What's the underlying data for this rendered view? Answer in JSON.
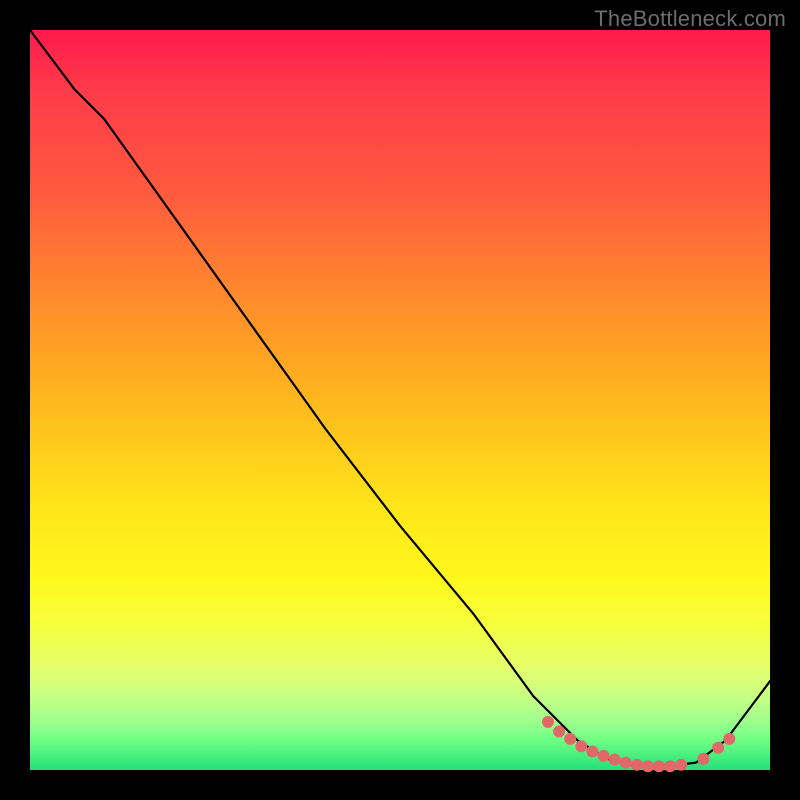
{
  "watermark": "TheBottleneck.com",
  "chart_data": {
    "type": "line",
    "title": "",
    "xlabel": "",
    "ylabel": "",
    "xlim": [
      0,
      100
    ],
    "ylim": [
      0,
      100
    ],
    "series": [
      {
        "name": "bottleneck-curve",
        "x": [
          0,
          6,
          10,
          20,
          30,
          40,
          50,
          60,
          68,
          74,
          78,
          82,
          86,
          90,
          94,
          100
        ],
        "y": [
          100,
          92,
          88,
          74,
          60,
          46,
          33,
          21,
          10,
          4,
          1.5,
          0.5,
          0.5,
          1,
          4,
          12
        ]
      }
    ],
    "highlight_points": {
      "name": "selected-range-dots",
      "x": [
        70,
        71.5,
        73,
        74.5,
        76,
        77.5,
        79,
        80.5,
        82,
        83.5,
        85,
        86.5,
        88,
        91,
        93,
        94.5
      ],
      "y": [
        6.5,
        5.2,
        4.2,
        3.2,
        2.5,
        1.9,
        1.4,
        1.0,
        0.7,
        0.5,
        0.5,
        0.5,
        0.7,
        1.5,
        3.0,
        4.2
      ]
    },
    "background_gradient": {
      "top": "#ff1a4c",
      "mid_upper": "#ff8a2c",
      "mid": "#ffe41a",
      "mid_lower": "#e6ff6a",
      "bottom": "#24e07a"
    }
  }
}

TASK PROMPT =
Pictures don't belong in the copy. Restate all the entries exactly.

EXERCISE OUTPUT =
What's the underlying data for this rendered view? Answer in JSON.
{
  "watermark": "TheBottleneck.com",
  "chart_data": {
    "type": "line",
    "title": "",
    "xlabel": "",
    "ylabel": "",
    "xlim": [
      0,
      100
    ],
    "ylim": [
      0,
      100
    ],
    "series": [
      {
        "name": "bottleneck-curve",
        "x": [
          0,
          6,
          10,
          20,
          30,
          40,
          50,
          60,
          68,
          74,
          78,
          82,
          86,
          90,
          94,
          100
        ],
        "y": [
          100,
          92,
          88,
          74,
          60,
          46,
          33,
          21,
          10,
          4,
          1.5,
          0.5,
          0.5,
          1,
          4,
          12
        ]
      }
    ],
    "highlight_points": {
      "name": "selected-range-dots",
      "x": [
        70,
        71.5,
        73,
        74.5,
        76,
        77.5,
        79,
        80.5,
        82,
        83.5,
        85,
        86.5,
        88,
        91,
        93,
        94.5
      ],
      "y": [
        6.5,
        5.2,
        4.2,
        3.2,
        2.5,
        1.9,
        1.4,
        1.0,
        0.7,
        0.5,
        0.5,
        0.5,
        0.7,
        1.5,
        3.0,
        4.2
      ]
    },
    "background_gradient": {
      "top": "#ff1a4c",
      "mid_upper": "#ff8a2c",
      "mid": "#ffe41a",
      "mid_lower": "#e6ff6a",
      "bottom": "#24e07a"
    }
  }
}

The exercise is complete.